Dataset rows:
•••
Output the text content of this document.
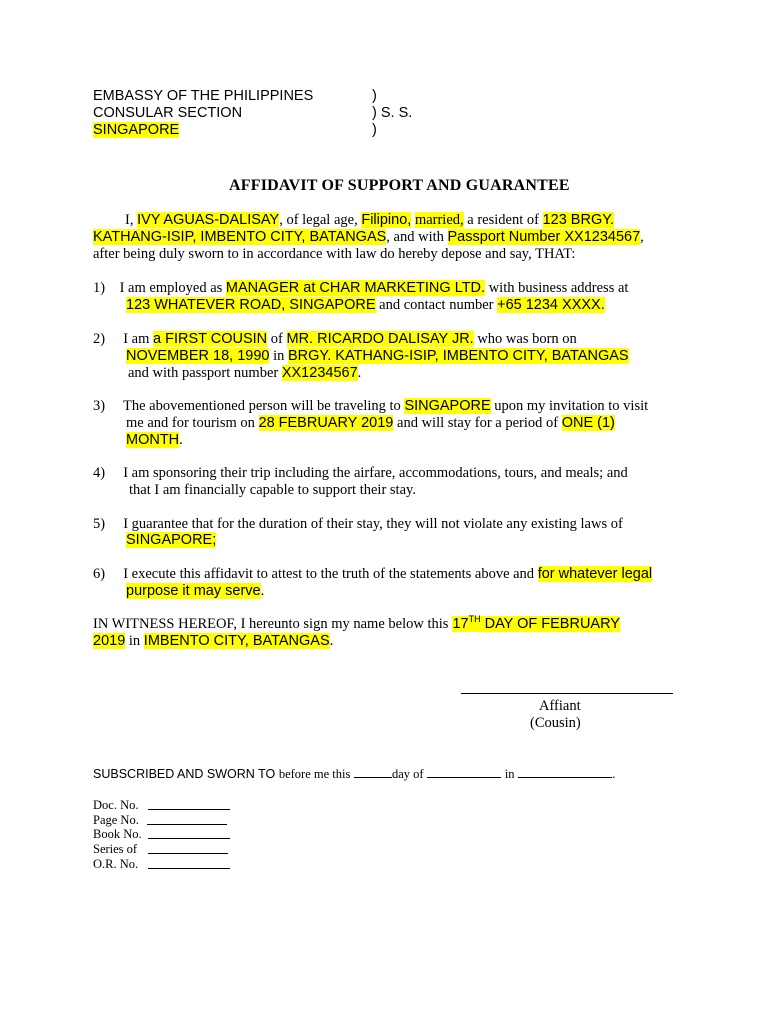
EMBASSY OF THE PHILIPPINES	)
CONSULAR SECTION	) S. S.
SINGAPORE	)
AFFIDAVIT OF SUPPORT AND GUARANTEE
I, IVY AGUAS-DALISAY, of legal age, Filipino, married, a resident of 123 BRGY.
KATHANG-ISIP, IMBENTO CITY, BATANGAS, and with Passport Number XX1234567,
after being duly sworn to in accordance with law do hereby depose and say, THAT:
1) I am employed as MANAGER at CHAR MARKETING LTD. with business address at
123 WHATEVER ROAD, SINGAPORE and contact number +65 1234 XXXX.
2) I am a FIRST COUSIN of MR. RICARDO DALISAY JR. who was born on
NOVEMBER 18, 1990 in BRGY. KATHANG-ISIP, IMBENTO CITY, BATANGAS
and with passport number XX1234567.
3) The abovementioned person will be traveling to SINGAPORE upon my invitation to visit
me and for tourism on 28 FEBRUARY 2019 and will stay for a period of ONE (1)
MONTH.
4) I am sponsoring their trip including the airfare, accommodations, tours, and meals; and
that I am financially capable to support their stay.
5) I guarantee that for the duration of their stay, they will not violate any existing laws of
SINGAPORE;
6) I execute this affidavit to attest to the truth of the statements above and for whatever legal
purpose it may serve.
IN WITNESS HEREOF, I hereunto sign my name below this 17TH DAY OF FEBRUARY
2019 in IMBENTO CITY, BATANGAS.
Affiant
(Cousin)
SUBSCRIBED AND SWORN TO before me this	day of	in	.
Doc. No.
Page No.
Book No.
Series of
O.R. No.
•••
*Exercise*.
Omitting all images, print the listing exactly.

*Task solution*.
Output the text content of this document.
EMBASSY OF THE PHILIPPINES	)
CONSULAR SECTION	) S. S.
SINGAPORE	)
AFFIDAVIT OF SUPPORT AND GUARANTEE
I, IVY AGUAS-DALISAY, of legal age, Filipino, married, a resident of 123 BRGY.
KATHANG-ISIP, IMBENTO CITY, BATANGAS, and with Passport Number XX1234567,
after being duly sworn to in accordance with law do hereby depose and say, THAT:
1) I am employed as MANAGER at CHAR MARKETING LTD. with business address at
123 WHATEVER ROAD, SINGAPORE and contact number +65 1234 XXXX.
2) I am a FIRST COUSIN of MR. RICARDO DALISAY JR. who was born on
NOVEMBER 18, 1990 in BRGY. KATHANG-ISIP, IMBENTO CITY, BATANGAS
and with passport number XX1234567.
3) The abovementioned person will be traveling to SINGAPORE upon my invitation to visit
me and for tourism on 28 FEBRUARY 2019 and will stay for a period of ONE (1)
MONTH.
4) I am sponsoring their trip including the airfare, accommodations, tours, and meals; and
that I am financially capable to support their stay.
5) I guarantee that for the duration of their stay, they will not violate any existing laws of
SINGAPORE;
6) I execute this affidavit to attest to the truth of the statements above and for whatever legal
purpose it may serve.
IN WITNESS HEREOF, I hereunto sign my name below this 17TH DAY OF FEBRUARY
2019 in IMBENTO CITY, BATANGAS.
Affiant
(Cousin)
SUBSCRIBED AND SWORN TO before me this	day of	in	.
Doc. No.
Page No.
Book No.
Series of
O.R. No.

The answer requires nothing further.